--- PROBLEM TO WORK ON ---
Scan the data below and pick out the lines containing the word "acres".
[Begin DATA TO PROCESS]
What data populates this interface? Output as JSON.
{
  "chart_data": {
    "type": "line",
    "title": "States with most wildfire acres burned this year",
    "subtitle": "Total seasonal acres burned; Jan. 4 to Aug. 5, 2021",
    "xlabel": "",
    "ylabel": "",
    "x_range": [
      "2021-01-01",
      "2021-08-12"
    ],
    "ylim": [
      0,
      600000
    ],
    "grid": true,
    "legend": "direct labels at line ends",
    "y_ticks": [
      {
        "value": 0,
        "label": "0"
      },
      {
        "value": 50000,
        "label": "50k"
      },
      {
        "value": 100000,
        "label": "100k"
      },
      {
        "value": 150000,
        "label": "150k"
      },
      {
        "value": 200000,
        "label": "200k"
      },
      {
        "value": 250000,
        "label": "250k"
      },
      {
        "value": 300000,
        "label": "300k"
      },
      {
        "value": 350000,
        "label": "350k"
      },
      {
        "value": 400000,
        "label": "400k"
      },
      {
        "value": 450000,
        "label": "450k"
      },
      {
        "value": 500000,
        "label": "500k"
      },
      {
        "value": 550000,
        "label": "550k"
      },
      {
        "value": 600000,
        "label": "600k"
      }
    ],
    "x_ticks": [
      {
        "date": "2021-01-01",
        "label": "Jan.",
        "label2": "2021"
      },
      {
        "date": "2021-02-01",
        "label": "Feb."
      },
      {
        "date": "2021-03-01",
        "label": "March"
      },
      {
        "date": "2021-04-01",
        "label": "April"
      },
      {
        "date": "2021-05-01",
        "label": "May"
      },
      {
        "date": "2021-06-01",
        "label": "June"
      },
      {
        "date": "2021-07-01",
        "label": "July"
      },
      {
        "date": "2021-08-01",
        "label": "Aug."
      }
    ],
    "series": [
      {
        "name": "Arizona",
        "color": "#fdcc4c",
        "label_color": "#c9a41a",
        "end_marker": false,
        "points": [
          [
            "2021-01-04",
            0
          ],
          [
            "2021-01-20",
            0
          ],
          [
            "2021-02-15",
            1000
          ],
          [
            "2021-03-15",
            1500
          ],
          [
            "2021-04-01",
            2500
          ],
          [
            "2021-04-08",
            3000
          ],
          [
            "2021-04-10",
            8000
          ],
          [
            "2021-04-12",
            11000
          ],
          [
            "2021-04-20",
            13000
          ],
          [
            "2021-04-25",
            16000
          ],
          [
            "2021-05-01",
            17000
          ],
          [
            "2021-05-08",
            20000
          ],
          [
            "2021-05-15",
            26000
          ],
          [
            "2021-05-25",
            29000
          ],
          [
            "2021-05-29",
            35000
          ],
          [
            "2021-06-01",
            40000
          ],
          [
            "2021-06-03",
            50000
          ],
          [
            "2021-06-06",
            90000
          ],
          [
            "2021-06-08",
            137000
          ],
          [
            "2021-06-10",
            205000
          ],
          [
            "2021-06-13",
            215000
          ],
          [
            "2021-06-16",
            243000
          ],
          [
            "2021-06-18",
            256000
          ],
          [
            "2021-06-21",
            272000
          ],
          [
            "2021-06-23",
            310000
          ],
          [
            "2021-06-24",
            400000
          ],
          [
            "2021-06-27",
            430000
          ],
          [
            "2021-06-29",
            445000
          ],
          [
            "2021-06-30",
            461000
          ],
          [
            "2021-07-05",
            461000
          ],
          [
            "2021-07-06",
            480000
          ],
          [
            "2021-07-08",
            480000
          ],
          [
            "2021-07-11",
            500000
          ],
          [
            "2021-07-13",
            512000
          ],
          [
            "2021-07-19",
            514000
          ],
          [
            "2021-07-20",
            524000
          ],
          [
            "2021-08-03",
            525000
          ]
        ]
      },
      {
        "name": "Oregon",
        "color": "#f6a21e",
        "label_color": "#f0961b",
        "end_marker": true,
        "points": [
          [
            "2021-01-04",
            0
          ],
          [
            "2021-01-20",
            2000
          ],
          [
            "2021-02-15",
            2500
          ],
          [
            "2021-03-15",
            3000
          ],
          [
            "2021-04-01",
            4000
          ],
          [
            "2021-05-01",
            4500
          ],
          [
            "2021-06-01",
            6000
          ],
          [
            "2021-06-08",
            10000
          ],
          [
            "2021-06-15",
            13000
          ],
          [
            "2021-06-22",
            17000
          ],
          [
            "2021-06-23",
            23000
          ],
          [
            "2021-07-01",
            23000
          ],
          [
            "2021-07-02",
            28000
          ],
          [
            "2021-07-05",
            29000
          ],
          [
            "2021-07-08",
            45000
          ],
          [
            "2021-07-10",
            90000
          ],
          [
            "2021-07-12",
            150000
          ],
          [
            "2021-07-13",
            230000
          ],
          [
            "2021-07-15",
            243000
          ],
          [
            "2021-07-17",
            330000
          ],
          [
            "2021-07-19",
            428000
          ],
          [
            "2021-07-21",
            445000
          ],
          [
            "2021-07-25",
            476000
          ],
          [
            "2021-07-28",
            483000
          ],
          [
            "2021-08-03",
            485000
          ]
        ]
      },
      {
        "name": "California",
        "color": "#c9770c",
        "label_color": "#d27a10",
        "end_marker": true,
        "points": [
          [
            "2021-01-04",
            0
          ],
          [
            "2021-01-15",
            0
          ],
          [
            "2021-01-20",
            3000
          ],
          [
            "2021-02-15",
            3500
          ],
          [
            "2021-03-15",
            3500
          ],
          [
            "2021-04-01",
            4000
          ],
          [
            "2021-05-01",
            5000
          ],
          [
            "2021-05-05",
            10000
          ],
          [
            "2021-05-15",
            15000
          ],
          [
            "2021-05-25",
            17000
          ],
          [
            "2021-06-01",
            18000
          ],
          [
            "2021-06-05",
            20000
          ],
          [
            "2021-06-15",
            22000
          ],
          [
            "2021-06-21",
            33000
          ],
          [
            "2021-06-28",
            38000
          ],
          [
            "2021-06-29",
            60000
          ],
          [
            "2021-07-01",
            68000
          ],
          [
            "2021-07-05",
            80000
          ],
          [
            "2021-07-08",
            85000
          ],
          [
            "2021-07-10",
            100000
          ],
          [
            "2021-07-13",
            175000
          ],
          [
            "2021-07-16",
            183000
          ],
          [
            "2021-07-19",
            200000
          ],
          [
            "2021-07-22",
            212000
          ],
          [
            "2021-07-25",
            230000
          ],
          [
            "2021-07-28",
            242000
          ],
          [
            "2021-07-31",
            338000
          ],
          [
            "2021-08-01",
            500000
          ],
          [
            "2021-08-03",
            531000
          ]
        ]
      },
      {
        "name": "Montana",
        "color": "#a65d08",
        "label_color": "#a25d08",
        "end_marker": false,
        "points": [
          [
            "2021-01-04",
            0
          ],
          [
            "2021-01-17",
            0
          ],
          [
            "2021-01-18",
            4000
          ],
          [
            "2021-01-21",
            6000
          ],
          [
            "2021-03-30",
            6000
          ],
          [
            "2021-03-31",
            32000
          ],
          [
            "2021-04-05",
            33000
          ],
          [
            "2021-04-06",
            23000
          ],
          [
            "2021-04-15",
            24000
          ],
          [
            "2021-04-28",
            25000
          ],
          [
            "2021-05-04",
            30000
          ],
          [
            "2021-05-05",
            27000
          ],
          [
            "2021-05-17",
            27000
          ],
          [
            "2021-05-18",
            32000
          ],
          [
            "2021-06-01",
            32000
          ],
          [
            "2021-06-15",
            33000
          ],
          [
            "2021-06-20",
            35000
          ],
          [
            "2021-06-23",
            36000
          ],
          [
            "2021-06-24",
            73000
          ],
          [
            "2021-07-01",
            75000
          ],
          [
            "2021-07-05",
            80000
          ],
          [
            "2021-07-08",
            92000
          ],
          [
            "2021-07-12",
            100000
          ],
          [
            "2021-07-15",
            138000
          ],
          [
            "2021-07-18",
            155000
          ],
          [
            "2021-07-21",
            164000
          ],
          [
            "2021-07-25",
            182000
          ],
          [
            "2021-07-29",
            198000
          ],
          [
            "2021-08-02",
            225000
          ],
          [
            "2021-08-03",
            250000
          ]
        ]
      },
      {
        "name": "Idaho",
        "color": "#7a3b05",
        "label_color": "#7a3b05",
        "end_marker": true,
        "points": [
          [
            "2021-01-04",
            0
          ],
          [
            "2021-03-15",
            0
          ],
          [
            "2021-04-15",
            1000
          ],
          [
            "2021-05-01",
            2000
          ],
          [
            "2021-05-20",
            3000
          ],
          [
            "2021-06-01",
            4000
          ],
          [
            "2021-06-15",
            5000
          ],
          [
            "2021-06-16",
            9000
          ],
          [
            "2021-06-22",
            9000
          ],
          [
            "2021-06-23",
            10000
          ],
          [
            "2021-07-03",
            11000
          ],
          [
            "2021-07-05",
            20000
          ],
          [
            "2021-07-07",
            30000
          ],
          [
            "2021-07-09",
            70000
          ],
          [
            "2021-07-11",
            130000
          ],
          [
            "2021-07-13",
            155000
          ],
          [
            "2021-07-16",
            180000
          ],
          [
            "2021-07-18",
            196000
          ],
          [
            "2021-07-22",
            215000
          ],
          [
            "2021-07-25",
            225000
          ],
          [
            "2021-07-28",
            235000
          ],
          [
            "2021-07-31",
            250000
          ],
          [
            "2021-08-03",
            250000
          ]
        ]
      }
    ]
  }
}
[End DATA TO PROCESS]
--- TASK SOLUTION ---
    "title": "States with most wildfire acres burned this year",
    "subtitle": "Total seasonal acres burned; Jan. 4 to Aug. 5, 2021",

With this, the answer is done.